>> Start Information provided
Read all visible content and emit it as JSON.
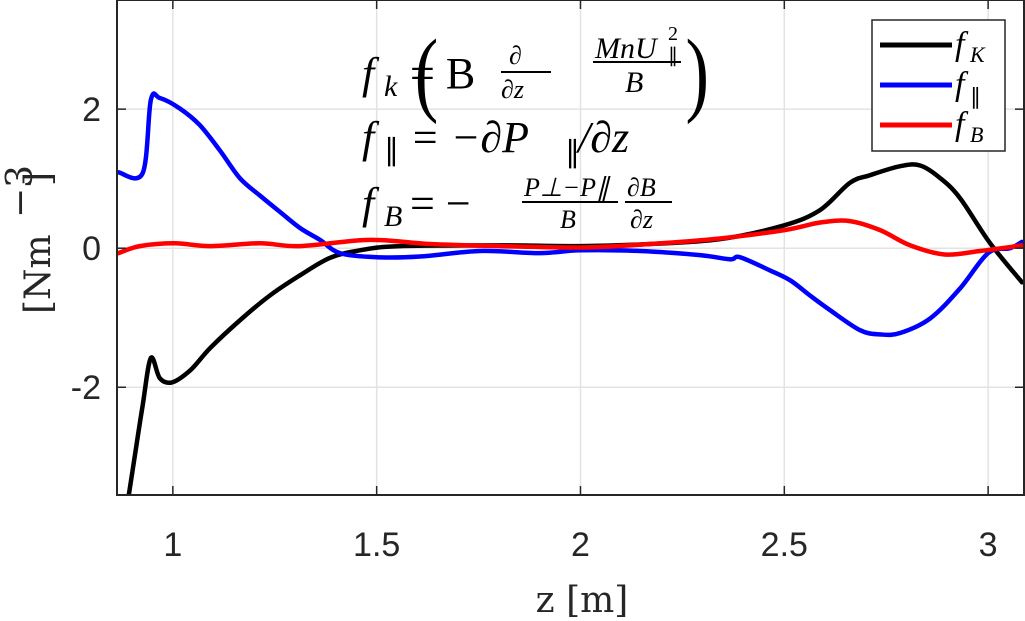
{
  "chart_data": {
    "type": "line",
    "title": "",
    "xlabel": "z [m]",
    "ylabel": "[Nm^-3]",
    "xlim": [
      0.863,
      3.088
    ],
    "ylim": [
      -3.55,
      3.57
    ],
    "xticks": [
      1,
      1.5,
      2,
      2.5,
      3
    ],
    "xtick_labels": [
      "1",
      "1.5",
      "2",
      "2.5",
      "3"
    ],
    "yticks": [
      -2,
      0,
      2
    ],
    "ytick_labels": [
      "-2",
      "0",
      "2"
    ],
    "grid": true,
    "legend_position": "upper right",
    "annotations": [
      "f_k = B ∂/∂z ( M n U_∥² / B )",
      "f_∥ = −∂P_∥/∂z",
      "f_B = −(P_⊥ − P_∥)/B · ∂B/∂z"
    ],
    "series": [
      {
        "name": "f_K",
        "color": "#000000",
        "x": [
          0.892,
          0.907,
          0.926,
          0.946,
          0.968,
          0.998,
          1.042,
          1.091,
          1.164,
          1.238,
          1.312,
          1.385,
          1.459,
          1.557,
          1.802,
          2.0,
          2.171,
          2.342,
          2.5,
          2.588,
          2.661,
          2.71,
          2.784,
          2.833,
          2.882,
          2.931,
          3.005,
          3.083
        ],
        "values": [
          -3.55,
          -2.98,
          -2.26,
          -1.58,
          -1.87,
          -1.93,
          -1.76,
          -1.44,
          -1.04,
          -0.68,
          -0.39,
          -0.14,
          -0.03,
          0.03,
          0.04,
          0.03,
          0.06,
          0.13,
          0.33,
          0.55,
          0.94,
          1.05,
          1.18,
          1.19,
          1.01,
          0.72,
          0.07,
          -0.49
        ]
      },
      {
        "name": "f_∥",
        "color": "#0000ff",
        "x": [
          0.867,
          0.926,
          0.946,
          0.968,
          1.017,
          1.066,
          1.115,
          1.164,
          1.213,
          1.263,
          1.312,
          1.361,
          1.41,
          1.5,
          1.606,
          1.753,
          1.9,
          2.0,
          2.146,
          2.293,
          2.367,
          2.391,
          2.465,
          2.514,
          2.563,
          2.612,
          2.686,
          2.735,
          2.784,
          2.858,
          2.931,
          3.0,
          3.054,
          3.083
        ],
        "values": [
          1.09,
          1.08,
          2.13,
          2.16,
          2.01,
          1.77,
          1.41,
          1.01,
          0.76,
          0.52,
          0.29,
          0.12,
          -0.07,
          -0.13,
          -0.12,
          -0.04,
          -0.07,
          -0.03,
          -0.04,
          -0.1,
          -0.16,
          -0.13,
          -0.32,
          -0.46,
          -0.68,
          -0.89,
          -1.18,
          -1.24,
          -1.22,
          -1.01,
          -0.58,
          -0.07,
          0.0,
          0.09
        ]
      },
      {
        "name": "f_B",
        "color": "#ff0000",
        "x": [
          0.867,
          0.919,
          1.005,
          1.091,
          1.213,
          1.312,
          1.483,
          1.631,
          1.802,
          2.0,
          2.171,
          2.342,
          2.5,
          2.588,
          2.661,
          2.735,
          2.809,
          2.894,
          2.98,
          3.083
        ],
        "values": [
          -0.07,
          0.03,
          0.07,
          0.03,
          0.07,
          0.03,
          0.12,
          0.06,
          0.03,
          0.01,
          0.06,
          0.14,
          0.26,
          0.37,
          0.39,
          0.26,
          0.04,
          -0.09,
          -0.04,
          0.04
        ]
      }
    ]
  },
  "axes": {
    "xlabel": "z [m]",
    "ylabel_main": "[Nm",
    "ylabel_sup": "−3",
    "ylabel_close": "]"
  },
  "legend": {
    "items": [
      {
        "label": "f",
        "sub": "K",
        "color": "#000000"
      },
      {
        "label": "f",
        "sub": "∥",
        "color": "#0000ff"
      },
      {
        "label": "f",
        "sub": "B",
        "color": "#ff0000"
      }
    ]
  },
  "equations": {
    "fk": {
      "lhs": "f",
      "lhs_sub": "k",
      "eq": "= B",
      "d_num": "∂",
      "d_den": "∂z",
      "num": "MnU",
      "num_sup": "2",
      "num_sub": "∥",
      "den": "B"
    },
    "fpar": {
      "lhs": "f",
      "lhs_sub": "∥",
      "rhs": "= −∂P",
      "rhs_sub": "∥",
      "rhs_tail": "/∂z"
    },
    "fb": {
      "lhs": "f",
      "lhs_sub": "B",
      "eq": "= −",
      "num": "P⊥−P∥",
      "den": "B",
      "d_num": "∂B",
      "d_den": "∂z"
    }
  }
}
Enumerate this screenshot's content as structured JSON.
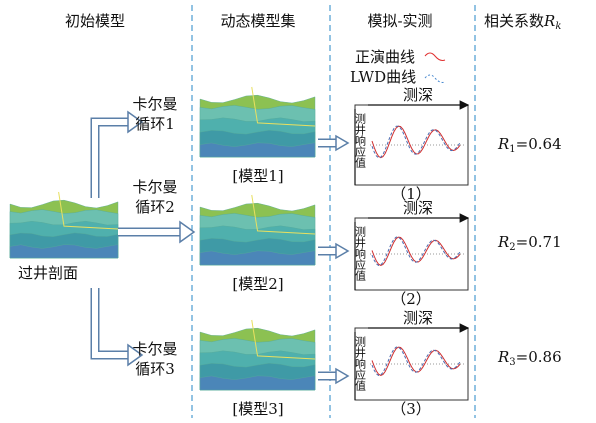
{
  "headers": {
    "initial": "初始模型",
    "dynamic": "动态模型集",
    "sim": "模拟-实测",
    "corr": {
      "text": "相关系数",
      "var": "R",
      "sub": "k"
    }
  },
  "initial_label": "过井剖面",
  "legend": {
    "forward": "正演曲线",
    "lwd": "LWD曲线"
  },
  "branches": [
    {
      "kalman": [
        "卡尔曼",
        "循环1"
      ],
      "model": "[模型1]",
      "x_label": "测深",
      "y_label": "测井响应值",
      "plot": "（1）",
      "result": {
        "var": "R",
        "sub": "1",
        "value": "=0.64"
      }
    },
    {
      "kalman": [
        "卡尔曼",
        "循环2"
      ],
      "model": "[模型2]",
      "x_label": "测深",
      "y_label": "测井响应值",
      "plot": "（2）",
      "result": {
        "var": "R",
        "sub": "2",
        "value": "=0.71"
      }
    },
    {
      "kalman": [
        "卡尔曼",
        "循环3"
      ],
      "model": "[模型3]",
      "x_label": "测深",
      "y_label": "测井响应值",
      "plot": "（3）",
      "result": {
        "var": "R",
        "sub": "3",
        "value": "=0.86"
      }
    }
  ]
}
>> End Information provided
Whichever lines contain the string "color", select and copy them.

        "color": "#000000",
        "color": "#0000ff",
        "color": "#ff0000",
        "color": "#000000"
        "color": "#0000ff"
        "color": "#ff0000"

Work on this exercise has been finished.